### Written task:
Copy out all the records, word for word.
BEGIN Data to process
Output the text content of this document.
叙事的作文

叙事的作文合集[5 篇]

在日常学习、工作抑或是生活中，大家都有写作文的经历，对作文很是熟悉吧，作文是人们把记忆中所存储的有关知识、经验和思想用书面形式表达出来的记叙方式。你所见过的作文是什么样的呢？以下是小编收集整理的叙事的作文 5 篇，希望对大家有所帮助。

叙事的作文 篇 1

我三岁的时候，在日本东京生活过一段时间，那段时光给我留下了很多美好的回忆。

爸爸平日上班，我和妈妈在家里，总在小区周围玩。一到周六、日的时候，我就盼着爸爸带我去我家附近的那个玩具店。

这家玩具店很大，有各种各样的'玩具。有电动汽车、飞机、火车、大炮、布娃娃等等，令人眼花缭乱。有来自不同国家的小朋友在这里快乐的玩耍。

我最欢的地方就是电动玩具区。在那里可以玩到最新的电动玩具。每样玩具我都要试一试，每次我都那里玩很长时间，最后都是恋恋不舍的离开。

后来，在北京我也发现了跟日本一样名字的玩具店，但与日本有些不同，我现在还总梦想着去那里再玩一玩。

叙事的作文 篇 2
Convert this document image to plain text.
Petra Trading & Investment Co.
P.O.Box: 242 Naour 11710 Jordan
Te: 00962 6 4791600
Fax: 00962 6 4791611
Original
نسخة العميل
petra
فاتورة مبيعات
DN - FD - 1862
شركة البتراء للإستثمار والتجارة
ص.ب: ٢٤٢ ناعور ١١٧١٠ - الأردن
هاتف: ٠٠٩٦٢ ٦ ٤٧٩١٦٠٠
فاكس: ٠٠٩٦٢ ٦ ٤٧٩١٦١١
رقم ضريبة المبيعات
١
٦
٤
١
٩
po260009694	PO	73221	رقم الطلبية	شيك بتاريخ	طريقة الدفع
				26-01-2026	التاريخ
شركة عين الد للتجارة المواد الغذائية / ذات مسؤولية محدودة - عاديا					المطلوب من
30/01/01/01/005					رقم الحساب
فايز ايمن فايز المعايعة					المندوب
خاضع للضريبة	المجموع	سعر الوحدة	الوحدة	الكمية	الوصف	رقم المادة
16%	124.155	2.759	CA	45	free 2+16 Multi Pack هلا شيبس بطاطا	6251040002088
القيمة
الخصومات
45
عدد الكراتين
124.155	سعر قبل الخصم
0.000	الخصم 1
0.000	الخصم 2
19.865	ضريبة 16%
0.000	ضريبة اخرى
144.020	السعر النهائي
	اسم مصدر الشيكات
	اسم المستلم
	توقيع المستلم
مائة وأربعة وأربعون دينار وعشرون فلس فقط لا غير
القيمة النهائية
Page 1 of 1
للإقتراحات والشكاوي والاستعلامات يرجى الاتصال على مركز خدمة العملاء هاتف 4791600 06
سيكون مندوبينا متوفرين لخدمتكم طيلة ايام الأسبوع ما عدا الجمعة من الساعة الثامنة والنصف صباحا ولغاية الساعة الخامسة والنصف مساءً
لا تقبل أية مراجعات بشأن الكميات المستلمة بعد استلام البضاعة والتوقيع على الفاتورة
END Data to process
### Task response:
Output the text content of this document.
叙事的作文

叙事的作文合集[5 篇]

在日常学习、工作抑或是生活中，大家都有写作文的经历，对作文很是熟悉吧，作文是人们把记忆中所存储的有关知识、经验和思想用书面形式表达出来的记叙方式。你所见过的作文是什么样的呢？以下是小编收集整理的叙事的作文 5 篇，希望对大家有所帮助。

叙事的作文 篇 1

我三岁的时候，在日本东京生活过一段时间，那段时光给我留下了很多美好的回忆。

爸爸平日上班，我和妈妈在家里，总在小区周围玩。一到周六、日的时候，我就盼着爸爸带我去我家附近的那个玩具店。

这家玩具店很大，有各种各样的'玩具。有电动汽车、飞机、火车、大炮、布娃娃等等，令人眼花缭乱。有来自不同国家的小朋友在这里快乐的玩耍。

我最欢的地方就是电动玩具区。在那里可以玩到最新的电动玩具。每样玩具我都要试一试，每次我都那里玩很长时间，最后都是恋恋不舍的离开。

后来，在北京我也发现了跟日本一样名字的玩具店，但与日本有些不同，我现在还总梦想着去那里再玩一玩。

叙事的作文 篇 2
Convert this document image to plain text.
Petra Trading & Investment Co.
P.O.Box: 242 Naour 11710 Jordan
Te: 00962 6 4791600
Fax: 00962 6 4791611
Original
نسخة العميل
petra
فاتورة مبيعات
DN - FD - 1862
شركة البتراء للإستثمار والتجارة
ص.ب: ٢٤٢ ناعور ١١٧١٠ - الأردن
هاتف: ٠٠٩٦٢ ٦ ٤٧٩١٦٠٠
فاكس: ٠٠٩٦٢ ٦ ٤٧٩١٦١١
رقم ضريبة المبيعات
١
٦
٤
١
٩
po260009694	PO	73221	رقم الطلبية	شيك بتاريخ	طريقة الدفع
				26-01-2026	التاريخ
شركة عين الد للتجارة المواد الغذائية / ذات مسؤولية محدودة - عاديا					المطلوب من
30/01/01/01/005					رقم الحساب
فايز ايمن فايز المعايعة					المندوب
خاضع للضريبة	المجموع	سعر الوحدة	الوحدة	الكمية	الوصف	رقم المادة
16%	124.155	2.759	CA	45	free 2+16 Multi Pack هلا شيبس بطاطا	6251040002088
القيمة
الخصومات
45
عدد الكراتين
124.155	سعر قبل الخصم
0.000	الخصم 1
0.000	الخصم 2
19.865	ضريبة 16%
0.000	ضريبة اخرى
144.020	السعر النهائي
	اسم مصدر الشيكات
	اسم المستلم
	توقيع المستلم
مائة وأربعة وأربعون دينار وعشرون فلس فقط لا غير
القيمة النهائية
Page 1 of 1
للإقتراحات والشكاوي والاستعلامات يرجى الاتصال على مركز خدمة العملاء هاتف 4791600 06
سيكون مندوبينا متوفرين لخدمتكم طيلة ايام الأسبوع ما عدا الجمعة من الساعة الثامنة والنصف صباحا ولغاية الساعة الخامسة والنصف مساءً
لا تقبل أية مراجعات بشأن الكميات المستلمة بعد استلام البضاعة والتوقيع على الفاتورة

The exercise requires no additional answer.